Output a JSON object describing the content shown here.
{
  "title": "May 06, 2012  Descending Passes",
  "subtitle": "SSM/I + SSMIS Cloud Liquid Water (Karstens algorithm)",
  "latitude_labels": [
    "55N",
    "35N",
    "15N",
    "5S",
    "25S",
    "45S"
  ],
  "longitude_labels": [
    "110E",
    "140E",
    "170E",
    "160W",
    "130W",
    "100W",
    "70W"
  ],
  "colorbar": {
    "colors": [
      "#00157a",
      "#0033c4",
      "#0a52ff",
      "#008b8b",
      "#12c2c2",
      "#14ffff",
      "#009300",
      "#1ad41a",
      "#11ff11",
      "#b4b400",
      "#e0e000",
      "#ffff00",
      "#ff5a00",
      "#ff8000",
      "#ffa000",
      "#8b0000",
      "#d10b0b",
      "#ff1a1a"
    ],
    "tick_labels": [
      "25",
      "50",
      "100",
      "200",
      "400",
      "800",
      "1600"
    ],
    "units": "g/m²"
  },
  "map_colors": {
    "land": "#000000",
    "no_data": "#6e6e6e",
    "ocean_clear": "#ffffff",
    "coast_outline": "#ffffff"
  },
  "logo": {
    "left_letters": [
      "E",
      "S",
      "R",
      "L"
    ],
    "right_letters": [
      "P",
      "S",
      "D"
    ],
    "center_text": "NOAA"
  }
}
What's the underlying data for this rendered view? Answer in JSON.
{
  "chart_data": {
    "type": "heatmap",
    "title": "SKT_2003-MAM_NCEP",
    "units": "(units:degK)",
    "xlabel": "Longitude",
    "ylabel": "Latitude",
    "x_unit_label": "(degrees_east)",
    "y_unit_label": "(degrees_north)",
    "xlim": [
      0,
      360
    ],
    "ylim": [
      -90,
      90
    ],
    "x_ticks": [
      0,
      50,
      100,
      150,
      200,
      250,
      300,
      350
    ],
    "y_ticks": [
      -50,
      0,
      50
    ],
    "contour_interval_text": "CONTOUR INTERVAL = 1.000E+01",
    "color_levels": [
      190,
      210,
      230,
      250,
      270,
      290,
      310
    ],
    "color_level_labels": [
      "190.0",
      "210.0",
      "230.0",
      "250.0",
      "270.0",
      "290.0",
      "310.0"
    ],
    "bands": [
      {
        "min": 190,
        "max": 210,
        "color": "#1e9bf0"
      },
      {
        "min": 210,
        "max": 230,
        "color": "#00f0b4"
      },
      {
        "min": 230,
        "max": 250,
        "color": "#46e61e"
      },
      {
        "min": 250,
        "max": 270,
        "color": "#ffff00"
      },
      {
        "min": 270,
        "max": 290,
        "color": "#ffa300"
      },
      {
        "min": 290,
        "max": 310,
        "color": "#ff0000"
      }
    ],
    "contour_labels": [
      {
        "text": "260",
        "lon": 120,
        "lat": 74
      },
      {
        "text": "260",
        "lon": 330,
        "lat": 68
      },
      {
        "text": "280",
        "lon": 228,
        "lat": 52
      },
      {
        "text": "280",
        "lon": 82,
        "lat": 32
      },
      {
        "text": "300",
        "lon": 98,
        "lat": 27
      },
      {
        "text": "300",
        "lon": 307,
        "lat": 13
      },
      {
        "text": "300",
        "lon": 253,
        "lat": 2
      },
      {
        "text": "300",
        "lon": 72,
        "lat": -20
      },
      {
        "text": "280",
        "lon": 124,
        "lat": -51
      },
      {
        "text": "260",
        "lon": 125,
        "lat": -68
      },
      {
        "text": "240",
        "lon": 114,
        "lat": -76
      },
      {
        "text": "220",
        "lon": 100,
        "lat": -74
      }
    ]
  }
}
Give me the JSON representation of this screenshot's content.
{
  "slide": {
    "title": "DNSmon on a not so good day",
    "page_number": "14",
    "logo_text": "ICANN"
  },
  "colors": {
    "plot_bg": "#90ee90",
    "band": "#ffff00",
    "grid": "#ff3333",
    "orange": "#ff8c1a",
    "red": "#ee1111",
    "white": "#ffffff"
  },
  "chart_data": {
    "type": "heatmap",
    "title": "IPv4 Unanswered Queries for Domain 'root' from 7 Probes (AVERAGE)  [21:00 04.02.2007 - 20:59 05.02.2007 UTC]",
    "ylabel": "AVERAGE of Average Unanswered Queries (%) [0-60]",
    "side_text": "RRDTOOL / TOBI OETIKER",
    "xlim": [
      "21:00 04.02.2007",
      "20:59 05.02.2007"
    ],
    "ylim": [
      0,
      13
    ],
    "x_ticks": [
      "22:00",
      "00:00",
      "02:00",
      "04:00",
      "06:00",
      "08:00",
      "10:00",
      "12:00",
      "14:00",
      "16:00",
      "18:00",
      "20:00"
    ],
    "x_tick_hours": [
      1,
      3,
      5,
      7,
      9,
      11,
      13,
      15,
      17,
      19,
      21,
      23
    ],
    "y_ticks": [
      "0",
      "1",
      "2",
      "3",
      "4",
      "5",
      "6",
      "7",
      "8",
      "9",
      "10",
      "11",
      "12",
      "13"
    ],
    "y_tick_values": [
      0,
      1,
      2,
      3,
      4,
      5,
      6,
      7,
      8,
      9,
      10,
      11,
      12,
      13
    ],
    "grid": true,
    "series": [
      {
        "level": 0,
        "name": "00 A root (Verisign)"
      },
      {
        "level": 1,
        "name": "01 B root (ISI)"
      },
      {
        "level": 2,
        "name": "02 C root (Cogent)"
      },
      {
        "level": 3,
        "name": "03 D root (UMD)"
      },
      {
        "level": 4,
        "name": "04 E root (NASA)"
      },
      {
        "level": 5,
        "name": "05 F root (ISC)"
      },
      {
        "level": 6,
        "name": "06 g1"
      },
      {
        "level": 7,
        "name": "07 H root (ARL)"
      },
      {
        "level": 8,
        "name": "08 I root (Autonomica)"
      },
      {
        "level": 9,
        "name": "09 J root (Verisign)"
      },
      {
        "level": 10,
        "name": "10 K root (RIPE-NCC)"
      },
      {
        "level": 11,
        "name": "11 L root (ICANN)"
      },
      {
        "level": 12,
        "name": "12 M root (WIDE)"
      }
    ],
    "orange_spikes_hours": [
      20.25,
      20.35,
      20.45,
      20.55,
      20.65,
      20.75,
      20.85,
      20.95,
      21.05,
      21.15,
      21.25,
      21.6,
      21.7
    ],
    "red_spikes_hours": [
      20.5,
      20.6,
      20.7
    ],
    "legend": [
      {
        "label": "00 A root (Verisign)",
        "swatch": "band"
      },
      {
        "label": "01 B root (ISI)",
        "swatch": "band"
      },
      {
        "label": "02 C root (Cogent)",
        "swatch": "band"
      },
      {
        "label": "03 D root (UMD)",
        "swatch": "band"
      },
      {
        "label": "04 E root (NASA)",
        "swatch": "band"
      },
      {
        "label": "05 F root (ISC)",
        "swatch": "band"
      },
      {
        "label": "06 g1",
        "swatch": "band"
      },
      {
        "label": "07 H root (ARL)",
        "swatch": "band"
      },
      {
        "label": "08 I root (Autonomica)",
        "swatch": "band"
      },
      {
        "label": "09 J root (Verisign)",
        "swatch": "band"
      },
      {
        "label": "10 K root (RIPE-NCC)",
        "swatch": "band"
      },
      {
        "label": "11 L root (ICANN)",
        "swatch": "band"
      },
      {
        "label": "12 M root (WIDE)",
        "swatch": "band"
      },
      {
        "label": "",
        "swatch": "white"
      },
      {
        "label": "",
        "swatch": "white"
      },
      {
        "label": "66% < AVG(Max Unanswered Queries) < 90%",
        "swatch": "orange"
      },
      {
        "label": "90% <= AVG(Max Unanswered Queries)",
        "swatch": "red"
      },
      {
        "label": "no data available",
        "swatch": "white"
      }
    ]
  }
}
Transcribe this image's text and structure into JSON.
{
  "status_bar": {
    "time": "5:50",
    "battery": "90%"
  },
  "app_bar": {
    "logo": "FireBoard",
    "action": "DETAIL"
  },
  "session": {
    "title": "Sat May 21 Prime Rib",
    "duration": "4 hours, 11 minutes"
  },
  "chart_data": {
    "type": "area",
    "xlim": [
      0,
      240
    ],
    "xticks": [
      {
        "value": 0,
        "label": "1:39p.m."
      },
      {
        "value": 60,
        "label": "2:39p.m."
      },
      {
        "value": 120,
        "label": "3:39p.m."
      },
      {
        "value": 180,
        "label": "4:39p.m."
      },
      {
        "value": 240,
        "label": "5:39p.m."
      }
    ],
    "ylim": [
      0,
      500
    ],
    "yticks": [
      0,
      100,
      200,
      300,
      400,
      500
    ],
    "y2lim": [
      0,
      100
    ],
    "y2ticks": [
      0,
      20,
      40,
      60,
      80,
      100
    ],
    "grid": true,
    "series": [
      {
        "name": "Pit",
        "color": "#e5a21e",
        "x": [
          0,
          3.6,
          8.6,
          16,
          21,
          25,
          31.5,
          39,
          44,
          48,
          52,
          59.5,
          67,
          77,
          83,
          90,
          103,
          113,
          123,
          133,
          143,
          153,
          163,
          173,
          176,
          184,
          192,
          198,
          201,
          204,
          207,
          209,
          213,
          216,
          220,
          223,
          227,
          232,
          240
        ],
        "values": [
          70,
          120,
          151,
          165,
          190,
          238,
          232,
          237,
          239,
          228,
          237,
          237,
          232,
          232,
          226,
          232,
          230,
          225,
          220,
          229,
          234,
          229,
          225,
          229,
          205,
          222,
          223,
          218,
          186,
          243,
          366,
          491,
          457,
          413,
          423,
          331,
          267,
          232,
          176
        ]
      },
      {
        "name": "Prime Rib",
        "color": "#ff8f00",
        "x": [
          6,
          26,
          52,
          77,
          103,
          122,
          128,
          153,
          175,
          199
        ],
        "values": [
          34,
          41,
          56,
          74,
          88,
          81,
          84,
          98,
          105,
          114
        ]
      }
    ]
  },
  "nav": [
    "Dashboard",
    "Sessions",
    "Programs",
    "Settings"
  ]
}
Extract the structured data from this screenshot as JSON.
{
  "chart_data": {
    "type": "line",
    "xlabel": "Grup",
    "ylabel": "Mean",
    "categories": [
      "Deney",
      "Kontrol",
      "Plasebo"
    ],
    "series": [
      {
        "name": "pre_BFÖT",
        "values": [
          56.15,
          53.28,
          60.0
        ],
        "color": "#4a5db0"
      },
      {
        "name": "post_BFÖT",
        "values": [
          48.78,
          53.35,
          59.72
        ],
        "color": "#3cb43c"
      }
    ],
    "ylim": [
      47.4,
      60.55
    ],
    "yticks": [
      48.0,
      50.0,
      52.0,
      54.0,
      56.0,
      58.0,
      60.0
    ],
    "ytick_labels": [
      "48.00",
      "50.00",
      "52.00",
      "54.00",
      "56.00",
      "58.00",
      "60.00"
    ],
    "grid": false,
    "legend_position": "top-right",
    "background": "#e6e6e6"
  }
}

- PROBLEM DESCRIPTION -
Every line of the records that includes the word "screenshot" should be gathered.

- TASK OUTPUT -
Give me the JSON representation of this screenshot's content.
Extract the structured data from this screenshot as JSON.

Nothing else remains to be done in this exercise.